**Brief**. Gather, from the listing beneath this task, every line holding the string "softdrinks".
# Provided records start
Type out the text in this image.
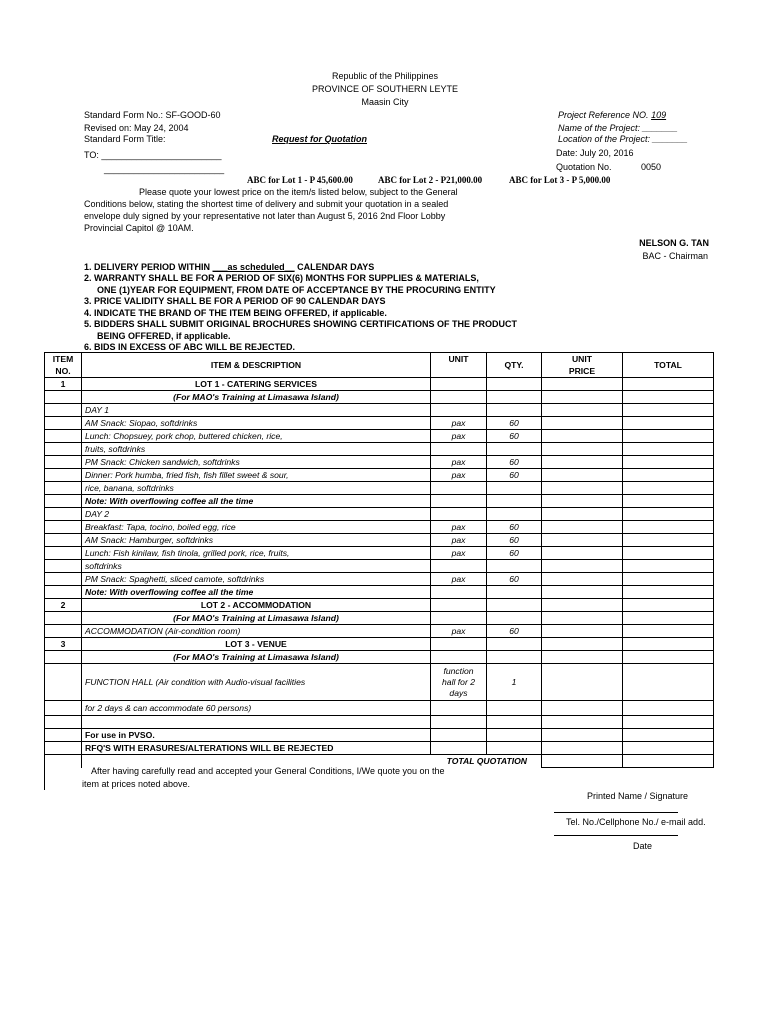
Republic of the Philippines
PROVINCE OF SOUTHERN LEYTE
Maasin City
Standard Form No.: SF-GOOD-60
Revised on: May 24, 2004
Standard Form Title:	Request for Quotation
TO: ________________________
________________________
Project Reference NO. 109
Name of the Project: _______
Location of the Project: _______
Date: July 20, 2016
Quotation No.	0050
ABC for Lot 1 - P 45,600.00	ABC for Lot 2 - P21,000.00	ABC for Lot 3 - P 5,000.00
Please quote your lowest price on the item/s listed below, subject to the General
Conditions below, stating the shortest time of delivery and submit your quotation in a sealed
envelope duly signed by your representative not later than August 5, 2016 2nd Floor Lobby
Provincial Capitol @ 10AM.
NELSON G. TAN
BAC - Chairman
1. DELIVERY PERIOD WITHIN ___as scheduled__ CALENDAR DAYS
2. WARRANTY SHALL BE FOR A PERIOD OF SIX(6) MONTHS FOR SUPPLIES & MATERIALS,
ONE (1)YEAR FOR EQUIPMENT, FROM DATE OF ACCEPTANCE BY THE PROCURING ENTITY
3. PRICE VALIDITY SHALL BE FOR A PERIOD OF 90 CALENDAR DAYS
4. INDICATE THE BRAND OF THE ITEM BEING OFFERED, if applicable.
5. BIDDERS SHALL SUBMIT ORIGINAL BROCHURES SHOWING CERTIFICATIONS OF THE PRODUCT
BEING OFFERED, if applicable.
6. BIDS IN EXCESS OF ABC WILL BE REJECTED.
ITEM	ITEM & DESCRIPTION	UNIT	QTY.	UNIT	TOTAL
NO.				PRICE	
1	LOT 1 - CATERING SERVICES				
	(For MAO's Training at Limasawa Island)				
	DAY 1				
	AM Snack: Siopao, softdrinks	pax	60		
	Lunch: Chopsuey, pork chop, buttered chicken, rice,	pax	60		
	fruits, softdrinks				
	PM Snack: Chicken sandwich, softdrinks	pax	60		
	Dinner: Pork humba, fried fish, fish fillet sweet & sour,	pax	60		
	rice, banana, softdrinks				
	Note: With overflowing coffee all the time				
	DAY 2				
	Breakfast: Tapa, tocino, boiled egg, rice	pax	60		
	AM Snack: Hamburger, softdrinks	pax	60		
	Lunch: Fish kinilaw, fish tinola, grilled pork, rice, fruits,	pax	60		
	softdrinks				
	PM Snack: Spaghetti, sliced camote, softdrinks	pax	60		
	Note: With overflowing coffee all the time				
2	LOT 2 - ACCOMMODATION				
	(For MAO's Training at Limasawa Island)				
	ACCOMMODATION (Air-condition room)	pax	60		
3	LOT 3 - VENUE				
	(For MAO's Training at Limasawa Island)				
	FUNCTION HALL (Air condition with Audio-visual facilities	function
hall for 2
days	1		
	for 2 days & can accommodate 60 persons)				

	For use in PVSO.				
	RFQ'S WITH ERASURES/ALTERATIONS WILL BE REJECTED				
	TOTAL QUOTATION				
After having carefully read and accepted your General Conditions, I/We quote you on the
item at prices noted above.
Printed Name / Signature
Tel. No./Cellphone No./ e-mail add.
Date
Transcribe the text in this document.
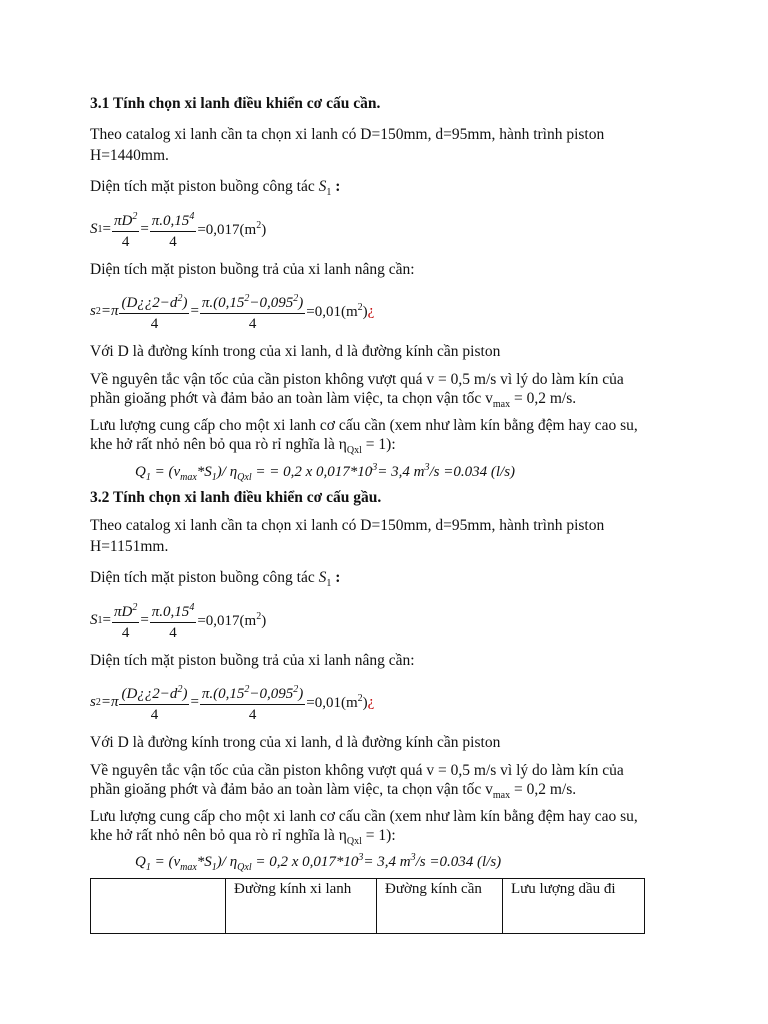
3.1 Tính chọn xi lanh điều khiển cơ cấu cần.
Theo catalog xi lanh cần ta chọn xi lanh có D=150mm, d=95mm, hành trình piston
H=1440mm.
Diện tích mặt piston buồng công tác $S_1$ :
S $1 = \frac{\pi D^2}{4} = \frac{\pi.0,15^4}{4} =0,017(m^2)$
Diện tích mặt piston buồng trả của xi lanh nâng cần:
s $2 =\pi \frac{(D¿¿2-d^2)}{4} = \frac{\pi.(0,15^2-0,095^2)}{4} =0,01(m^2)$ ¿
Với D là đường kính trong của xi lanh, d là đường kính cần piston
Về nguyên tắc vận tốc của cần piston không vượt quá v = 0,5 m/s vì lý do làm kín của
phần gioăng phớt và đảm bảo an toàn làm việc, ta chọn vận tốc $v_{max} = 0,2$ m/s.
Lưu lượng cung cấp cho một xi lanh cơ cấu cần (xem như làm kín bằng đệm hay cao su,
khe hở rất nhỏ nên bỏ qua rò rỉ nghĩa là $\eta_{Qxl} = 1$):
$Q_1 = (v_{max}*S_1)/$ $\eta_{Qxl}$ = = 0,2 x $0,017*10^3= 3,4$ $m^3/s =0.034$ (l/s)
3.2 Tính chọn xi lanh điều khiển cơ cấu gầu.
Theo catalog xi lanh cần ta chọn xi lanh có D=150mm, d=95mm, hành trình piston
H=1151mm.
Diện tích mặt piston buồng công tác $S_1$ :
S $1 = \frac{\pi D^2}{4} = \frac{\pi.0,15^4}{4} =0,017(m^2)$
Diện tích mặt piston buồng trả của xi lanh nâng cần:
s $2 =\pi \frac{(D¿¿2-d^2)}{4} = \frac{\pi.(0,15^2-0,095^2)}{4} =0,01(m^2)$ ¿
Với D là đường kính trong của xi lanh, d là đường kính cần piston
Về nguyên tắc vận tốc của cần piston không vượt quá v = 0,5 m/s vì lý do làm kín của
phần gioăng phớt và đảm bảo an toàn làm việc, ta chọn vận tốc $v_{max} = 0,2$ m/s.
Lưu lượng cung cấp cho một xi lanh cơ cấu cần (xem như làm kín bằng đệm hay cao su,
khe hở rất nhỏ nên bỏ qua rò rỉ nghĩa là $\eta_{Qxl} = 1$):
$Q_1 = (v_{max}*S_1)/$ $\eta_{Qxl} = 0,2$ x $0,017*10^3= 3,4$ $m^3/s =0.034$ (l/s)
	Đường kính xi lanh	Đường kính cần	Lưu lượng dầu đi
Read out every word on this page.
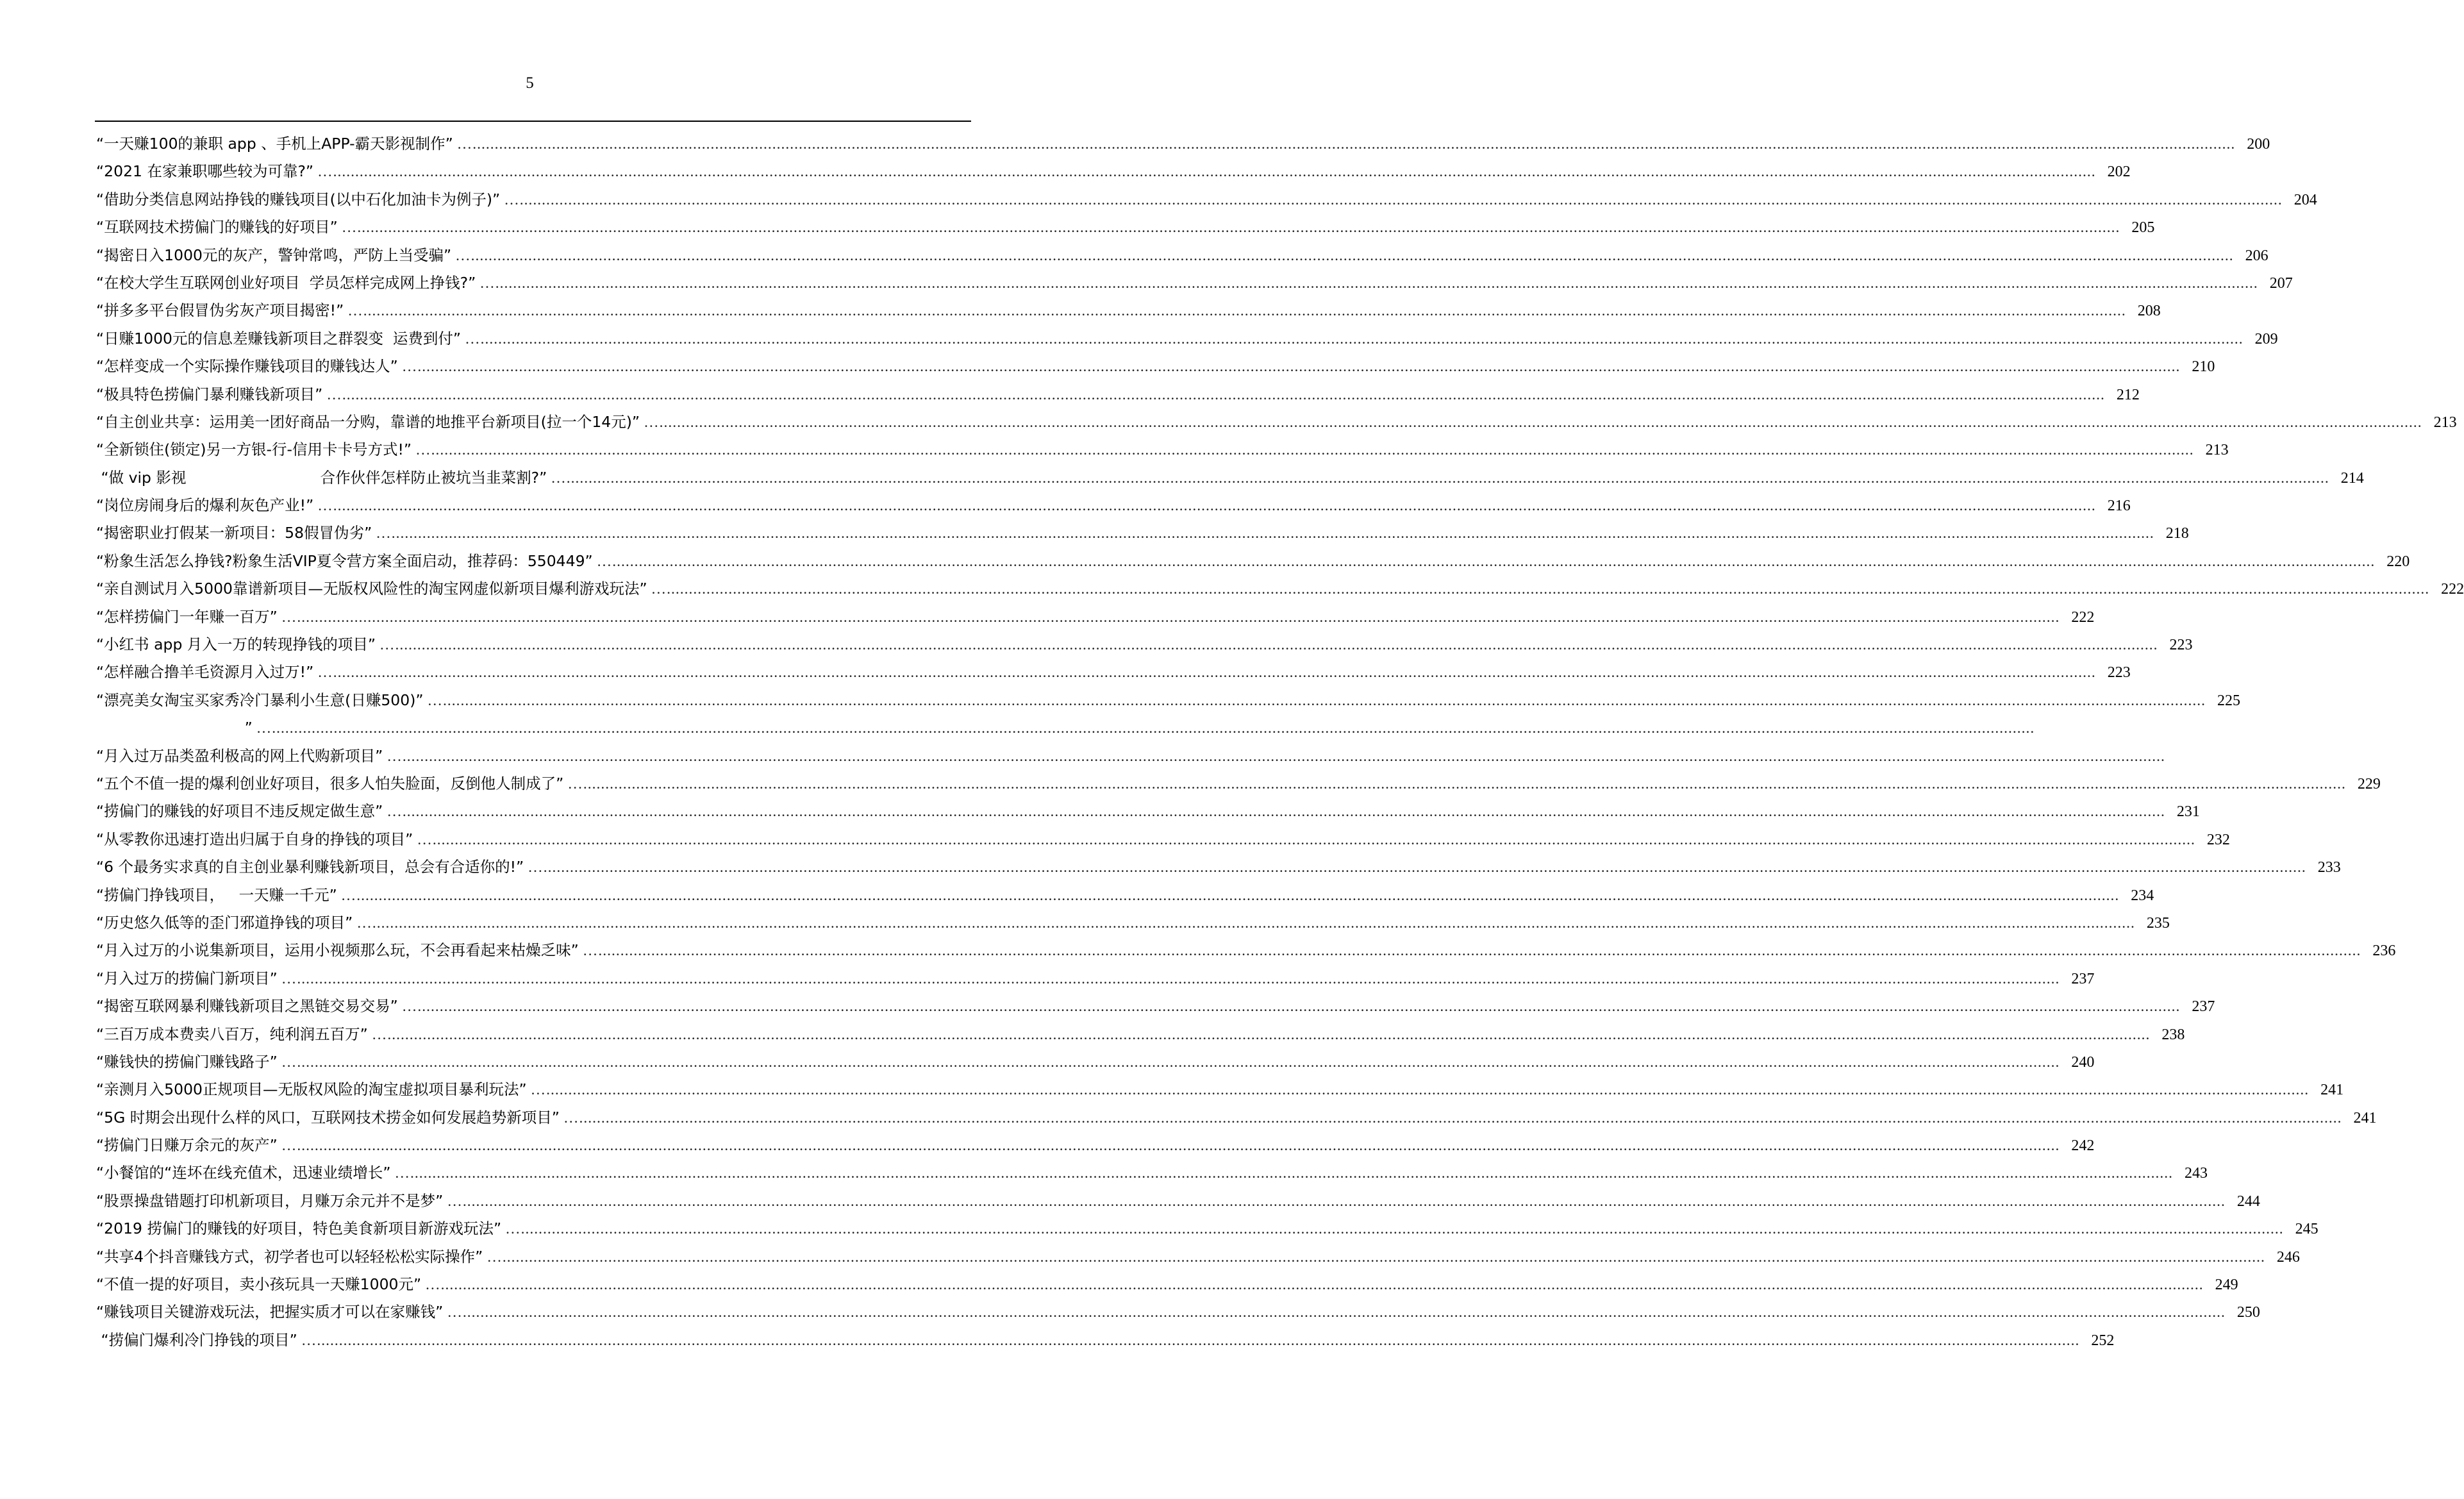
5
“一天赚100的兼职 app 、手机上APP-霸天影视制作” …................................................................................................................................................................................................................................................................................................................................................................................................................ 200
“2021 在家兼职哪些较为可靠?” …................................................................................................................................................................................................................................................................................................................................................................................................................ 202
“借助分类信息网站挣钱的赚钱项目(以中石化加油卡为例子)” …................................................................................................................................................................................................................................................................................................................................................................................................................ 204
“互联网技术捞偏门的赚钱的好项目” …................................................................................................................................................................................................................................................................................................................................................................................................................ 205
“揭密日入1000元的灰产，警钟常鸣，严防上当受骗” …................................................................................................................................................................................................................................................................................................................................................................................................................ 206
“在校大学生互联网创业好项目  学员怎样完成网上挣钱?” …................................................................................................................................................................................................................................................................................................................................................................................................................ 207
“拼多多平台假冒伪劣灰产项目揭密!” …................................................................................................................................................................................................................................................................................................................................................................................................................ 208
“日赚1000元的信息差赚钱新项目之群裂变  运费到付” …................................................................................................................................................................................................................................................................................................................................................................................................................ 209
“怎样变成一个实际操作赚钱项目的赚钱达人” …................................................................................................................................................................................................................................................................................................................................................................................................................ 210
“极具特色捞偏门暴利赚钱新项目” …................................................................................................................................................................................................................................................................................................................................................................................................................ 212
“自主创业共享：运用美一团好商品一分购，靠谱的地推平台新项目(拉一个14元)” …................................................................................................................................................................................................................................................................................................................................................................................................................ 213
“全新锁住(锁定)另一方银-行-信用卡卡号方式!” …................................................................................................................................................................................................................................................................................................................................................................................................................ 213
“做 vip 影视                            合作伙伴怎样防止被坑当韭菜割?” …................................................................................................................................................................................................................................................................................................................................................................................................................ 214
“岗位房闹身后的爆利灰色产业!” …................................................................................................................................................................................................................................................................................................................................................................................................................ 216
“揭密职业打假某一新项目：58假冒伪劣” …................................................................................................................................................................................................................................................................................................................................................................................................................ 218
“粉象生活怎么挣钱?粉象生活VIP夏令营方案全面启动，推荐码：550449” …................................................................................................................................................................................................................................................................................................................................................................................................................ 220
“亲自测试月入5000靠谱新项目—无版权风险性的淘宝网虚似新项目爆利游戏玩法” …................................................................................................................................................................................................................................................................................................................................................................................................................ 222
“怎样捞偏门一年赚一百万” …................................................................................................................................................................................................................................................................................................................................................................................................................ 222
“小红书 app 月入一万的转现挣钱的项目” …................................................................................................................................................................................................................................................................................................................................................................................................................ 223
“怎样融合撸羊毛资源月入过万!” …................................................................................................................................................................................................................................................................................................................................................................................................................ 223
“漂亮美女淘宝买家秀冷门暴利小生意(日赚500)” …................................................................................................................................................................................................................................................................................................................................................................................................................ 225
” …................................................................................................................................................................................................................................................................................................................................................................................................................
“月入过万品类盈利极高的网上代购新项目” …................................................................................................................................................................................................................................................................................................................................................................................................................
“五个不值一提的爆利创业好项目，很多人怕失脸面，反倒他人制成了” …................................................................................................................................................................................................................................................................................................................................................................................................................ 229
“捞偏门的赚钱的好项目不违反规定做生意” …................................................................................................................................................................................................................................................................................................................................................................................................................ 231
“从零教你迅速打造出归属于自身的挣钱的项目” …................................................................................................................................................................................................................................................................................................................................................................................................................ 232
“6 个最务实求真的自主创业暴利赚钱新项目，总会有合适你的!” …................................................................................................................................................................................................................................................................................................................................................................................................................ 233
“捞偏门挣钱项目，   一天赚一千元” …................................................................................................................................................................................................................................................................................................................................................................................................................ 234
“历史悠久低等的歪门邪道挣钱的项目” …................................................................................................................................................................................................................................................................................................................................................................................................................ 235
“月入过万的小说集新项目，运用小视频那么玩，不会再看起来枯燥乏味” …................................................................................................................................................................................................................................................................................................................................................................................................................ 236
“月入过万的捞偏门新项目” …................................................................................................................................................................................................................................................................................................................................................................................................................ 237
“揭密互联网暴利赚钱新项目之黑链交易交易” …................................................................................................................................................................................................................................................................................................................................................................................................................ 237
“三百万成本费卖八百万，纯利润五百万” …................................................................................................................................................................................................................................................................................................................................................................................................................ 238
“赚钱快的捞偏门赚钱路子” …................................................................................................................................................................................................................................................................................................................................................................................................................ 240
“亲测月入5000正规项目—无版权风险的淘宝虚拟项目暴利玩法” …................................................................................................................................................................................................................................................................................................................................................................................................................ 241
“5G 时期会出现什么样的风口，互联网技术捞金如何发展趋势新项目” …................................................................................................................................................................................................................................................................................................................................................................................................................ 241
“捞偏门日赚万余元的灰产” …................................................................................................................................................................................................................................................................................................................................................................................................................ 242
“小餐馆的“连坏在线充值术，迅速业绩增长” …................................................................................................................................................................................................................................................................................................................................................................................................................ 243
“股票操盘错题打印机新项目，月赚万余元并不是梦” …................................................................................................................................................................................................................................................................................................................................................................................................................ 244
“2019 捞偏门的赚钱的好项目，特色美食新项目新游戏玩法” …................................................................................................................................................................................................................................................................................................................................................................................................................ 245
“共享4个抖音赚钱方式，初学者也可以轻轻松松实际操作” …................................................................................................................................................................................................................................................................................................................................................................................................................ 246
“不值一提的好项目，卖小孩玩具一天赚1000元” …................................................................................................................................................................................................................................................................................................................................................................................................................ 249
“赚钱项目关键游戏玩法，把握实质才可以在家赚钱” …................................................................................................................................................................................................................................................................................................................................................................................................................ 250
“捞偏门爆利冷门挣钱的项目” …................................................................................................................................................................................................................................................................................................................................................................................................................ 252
# Provided records end
**Result of this exercise**.
	AM Snack: Siopao, softdrinks	pax	60		
	fruits, softdrinks				
	PM Snack: Chicken sandwich, softdrinks	pax	60		
	rice, banana, softdrinks				
	AM Snack: Hamburger, softdrinks	pax	60		
	softdrinks				
	PM Snack: Spaghetti, sliced camote, softdrinks	pax	60		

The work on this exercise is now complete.